## Stated exercise
Every record below should be printed exactly as it appears.

━━━━━━━━━━━━━━━━━━━━━━━━━━━━━━

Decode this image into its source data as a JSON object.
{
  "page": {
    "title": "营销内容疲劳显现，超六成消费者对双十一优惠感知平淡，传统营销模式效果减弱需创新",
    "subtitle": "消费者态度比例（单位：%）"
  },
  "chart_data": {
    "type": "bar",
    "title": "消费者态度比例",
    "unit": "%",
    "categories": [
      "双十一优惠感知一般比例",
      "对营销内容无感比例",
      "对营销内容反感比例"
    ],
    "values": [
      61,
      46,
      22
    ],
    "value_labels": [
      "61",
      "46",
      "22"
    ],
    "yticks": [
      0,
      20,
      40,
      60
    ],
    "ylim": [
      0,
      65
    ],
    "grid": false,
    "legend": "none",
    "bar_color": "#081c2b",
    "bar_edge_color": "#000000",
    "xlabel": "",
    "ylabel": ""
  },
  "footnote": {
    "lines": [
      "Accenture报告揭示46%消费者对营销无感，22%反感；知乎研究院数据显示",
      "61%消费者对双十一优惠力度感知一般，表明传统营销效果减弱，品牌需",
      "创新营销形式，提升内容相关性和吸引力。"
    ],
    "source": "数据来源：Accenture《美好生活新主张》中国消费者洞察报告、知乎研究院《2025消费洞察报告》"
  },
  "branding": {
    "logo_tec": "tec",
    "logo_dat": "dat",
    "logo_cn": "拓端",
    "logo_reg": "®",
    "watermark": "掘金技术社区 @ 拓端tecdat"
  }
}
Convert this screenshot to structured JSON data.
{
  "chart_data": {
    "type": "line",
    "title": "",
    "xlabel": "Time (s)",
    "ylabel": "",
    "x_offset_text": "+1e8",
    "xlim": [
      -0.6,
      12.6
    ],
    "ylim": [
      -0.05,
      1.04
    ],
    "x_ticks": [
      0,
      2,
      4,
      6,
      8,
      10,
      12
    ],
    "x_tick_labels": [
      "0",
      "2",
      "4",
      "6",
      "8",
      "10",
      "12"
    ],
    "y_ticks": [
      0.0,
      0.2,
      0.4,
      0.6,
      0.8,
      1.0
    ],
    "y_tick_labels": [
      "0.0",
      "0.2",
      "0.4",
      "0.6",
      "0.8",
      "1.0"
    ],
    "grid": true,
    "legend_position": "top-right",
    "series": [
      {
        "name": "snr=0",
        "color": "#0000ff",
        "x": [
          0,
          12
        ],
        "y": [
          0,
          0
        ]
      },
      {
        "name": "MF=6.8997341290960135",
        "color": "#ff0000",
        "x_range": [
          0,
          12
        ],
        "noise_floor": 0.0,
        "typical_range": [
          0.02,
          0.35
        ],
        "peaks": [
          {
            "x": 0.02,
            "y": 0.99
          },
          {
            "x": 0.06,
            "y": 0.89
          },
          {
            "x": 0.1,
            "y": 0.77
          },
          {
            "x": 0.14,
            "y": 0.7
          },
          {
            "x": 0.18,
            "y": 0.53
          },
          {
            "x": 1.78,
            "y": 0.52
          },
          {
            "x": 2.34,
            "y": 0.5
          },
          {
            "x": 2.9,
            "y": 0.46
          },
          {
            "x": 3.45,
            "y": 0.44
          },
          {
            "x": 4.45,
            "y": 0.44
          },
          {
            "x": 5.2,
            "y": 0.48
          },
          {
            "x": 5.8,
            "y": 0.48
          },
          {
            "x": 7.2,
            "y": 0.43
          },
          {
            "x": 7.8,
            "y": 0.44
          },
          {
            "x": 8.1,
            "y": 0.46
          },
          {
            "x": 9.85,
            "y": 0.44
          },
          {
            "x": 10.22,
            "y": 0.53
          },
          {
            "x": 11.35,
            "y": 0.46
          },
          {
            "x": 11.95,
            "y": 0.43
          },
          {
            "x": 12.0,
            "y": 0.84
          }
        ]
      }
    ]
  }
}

━━━━━━━━━━━━━━━━━━━━━━━━━━━━━━

## Output
Decode this image into its source data as a JSON object.
{
  "page": {
    "title": "营销内容疲劳显现，超六成消费者对双十一优惠感知平淡，传统营销模式效果减弱需创新",
    "subtitle": "消费者态度比例（单位：%）"
  },
  "chart_data": {
    "type": "bar",
    "title": "消费者态度比例",
    "unit": "%",
    "categories": [
      "双十一优惠感知一般比例",
      "对营销内容无感比例",
      "对营销内容反感比例"
    ],
    "values": [
      61,
      46,
      22
    ],
    "value_labels": [
      "61",
      "46",
      "22"
    ],
    "yticks": [
      0,
      20,
      40,
      60
    ],
    "ylim": [
      0,
      65
    ],
    "grid": false,
    "legend": "none",
    "bar_color": "#081c2b",
    "bar_edge_color": "#000000",
    "xlabel": "",
    "ylabel": ""
  },
  "footnote": {
    "lines": [
      "Accenture报告揭示46%消费者对营销无感，22%反感；知乎研究院数据显示",
      "61%消费者对双十一优惠力度感知一般，表明传统营销效果减弱，品牌需",
      "创新营销形式，提升内容相关性和吸引力。"
    ],
    "source": "数据来源：Accenture《美好生活新主张》中国消费者洞察报告、知乎研究院《2025消费洞察报告》"
  },
  "branding": {
    "logo_tec": "tec",
    "logo_dat": "dat",
    "logo_cn": "拓端",
    "logo_reg": "®",
    "watermark": "掘金技术社区 @ 拓端tecdat"
  }
}
Convert this screenshot to structured JSON data.
{
  "chart_data": {
    "type": "line",
    "title": "",
    "xlabel": "Time (s)",
    "ylabel": "",
    "x_offset_text": "+1e8",
    "xlim": [
      -0.6,
      12.6
    ],
    "ylim": [
      -0.05,
      1.04
    ],
    "x_ticks": [
      0,
      2,
      4,
      6,
      8,
      10,
      12
    ],
    "x_tick_labels": [
      "0",
      "2",
      "4",
      "6",
      "8",
      "10",
      "12"
    ],
    "y_ticks": [
      0.0,
      0.2,
      0.4,
      0.6,
      0.8,
      1.0
    ],
    "y_tick_labels": [
      "0.0",
      "0.2",
      "0.4",
      "0.6",
      "0.8",
      "1.0"
    ],
    "grid": true,
    "legend_position": "top-right",
    "series": [
      {
        "name": "snr=0",
        "color": "#0000ff",
        "x": [
          0,
          12
        ],
        "y": [
          0,
          0
        ]
      },
      {
        "name": "MF=6.8997341290960135",
        "color": "#ff0000",
        "x_range": [
          0,
          12
        ],
        "noise_floor": 0.0,
        "typical_range": [
          0.02,
          0.35
        ],
        "peaks": [
          {
            "x": 0.02,
            "y": 0.99
          },
          {
            "x": 0.06,
            "y": 0.89
          },
          {
            "x": 0.1,
            "y": 0.77
          },
          {
            "x": 0.14,
            "y": 0.7
          },
          {
            "x": 0.18,
            "y": 0.53
          },
          {
            "x": 1.78,
            "y": 0.52
          },
          {
            "x": 2.34,
            "y": 0.5
          },
          {
            "x": 2.9,
            "y": 0.46
          },
          {
            "x": 3.45,
            "y": 0.44
          },
          {
            "x": 4.45,
            "y": 0.44
          },
          {
            "x": 5.2,
            "y": 0.48
          },
          {
            "x": 5.8,
            "y": 0.48
          },
          {
            "x": 7.2,
            "y": 0.43
          },
          {
            "x": 7.8,
            "y": 0.44
          },
          {
            "x": 8.1,
            "y": 0.46
          },
          {
            "x": 9.85,
            "y": 0.44
          },
          {
            "x": 10.22,
            "y": 0.53
          },
          {
            "x": 11.35,
            "y": 0.46
          },
          {
            "x": 11.95,
            "y": 0.43
          },
          {
            "x": 12.0,
            "y": 0.84
          }
        ]
      }
    ]
  }
}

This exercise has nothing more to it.